Where a line in the listing below contains the word "this", copy that line.

--- START Data records ---

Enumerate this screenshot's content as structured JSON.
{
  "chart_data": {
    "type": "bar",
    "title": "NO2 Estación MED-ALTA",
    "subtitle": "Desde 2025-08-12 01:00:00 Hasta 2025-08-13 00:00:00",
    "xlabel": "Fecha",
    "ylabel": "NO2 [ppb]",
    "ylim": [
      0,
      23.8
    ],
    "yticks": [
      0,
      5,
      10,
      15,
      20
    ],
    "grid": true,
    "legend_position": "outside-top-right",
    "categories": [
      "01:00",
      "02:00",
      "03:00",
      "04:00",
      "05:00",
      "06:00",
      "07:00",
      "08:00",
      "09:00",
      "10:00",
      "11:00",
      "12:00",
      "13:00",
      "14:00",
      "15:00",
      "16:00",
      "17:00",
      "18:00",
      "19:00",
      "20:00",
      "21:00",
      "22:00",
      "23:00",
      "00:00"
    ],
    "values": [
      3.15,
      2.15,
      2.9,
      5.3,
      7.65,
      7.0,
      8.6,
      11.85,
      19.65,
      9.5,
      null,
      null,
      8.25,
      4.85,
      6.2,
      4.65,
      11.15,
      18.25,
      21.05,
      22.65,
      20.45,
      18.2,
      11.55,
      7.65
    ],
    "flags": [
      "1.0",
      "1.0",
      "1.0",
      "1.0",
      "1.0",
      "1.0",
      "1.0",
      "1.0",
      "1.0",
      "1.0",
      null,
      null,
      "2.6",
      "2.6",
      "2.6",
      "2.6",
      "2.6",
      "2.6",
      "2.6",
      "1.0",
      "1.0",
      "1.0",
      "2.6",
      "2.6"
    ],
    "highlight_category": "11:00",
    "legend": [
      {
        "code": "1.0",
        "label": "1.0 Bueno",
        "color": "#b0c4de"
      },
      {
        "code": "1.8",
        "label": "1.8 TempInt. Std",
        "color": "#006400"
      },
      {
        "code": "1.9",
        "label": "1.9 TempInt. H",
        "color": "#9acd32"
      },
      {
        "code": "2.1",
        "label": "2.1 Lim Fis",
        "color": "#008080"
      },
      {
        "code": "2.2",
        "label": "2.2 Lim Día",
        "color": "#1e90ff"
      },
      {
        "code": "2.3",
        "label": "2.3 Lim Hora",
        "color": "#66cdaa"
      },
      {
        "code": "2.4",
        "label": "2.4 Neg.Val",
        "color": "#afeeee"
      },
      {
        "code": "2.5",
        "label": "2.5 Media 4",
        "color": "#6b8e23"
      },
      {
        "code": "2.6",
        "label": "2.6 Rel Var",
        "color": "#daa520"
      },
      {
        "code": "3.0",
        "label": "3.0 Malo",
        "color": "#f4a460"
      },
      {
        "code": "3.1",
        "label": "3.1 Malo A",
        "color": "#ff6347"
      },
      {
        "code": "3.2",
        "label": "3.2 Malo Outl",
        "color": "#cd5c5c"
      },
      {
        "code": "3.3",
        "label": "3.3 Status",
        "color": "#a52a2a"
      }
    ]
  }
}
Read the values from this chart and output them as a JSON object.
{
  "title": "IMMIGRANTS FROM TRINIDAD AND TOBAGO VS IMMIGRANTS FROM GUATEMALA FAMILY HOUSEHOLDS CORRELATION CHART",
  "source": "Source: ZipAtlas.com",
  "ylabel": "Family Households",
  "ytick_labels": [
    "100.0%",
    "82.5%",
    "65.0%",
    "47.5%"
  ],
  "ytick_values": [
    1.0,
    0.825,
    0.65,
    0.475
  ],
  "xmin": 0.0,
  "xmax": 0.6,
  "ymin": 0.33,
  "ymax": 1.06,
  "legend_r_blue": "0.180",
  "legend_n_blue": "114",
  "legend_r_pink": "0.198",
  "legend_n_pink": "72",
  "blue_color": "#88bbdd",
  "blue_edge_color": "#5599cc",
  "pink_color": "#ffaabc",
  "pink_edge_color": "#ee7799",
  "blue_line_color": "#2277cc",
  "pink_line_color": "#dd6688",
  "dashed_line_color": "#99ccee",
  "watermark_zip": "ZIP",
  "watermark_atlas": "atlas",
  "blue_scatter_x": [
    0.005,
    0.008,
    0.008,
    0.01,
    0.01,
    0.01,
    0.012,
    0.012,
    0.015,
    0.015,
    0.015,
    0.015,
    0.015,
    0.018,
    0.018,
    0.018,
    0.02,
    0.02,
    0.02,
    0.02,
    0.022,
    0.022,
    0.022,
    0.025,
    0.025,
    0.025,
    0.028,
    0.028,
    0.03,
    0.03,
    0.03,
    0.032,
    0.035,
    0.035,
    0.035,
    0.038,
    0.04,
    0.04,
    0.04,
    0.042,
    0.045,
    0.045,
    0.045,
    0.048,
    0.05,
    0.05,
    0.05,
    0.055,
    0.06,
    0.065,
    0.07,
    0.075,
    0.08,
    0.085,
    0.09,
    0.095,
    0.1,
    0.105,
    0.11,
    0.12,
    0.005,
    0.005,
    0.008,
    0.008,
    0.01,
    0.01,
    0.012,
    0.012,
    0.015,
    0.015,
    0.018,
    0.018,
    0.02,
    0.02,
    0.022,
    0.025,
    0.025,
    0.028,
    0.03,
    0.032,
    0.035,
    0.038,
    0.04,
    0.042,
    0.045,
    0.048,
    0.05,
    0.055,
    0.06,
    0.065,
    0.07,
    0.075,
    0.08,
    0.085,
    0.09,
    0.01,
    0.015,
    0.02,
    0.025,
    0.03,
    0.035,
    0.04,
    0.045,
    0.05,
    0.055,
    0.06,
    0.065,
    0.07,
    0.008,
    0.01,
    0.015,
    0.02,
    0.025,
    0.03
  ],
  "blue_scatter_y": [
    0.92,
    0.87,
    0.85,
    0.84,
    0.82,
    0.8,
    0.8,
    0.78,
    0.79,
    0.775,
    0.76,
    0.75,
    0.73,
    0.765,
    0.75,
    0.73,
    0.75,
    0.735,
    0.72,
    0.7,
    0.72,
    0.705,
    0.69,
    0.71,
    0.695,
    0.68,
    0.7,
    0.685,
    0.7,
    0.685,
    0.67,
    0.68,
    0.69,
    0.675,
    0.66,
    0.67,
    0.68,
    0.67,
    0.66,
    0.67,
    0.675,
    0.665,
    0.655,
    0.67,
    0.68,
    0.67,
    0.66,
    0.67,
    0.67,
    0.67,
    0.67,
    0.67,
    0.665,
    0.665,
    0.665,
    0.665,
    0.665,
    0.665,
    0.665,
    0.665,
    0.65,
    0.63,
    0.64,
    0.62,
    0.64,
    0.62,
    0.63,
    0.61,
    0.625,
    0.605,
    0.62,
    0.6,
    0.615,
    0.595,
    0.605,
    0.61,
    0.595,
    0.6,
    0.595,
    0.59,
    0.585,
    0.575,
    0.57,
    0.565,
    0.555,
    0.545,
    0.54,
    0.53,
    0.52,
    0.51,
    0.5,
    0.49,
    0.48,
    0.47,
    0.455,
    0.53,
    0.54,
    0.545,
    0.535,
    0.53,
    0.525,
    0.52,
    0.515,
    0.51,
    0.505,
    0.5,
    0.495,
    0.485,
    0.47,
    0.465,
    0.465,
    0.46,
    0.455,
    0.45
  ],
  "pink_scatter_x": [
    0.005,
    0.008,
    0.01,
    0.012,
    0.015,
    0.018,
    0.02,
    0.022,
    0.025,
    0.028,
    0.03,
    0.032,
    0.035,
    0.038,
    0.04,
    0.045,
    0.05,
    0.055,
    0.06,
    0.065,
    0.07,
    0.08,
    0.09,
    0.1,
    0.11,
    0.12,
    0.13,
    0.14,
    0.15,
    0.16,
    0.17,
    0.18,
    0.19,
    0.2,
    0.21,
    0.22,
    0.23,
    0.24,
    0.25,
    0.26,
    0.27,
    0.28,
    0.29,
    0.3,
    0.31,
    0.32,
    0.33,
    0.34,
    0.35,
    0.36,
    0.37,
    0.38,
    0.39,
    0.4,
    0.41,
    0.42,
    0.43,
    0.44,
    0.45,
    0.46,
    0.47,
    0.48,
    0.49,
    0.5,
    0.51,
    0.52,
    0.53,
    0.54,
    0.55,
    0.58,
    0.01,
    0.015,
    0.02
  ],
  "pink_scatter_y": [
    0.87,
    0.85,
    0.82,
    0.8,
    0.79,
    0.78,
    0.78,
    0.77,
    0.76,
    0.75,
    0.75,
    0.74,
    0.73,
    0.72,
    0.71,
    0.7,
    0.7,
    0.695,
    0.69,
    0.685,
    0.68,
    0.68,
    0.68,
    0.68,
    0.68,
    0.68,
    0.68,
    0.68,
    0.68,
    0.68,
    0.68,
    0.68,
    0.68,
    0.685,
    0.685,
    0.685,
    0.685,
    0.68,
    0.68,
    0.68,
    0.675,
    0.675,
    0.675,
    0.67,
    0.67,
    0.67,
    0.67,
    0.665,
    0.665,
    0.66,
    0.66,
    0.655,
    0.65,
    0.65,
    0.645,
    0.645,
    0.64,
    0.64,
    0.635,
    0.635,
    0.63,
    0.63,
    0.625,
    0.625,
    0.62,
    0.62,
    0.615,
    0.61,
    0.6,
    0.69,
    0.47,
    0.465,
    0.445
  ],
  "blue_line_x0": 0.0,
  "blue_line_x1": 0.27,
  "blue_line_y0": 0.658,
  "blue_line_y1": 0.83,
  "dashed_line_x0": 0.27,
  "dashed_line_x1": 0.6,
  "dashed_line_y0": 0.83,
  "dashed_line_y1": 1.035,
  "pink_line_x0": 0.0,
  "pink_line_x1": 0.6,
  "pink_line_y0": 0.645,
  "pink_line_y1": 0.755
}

--- END Data records ---

= Correct response =
Enumerate this screenshot's content as structured JSON.
Read the values from this chart and output them as a JSON object.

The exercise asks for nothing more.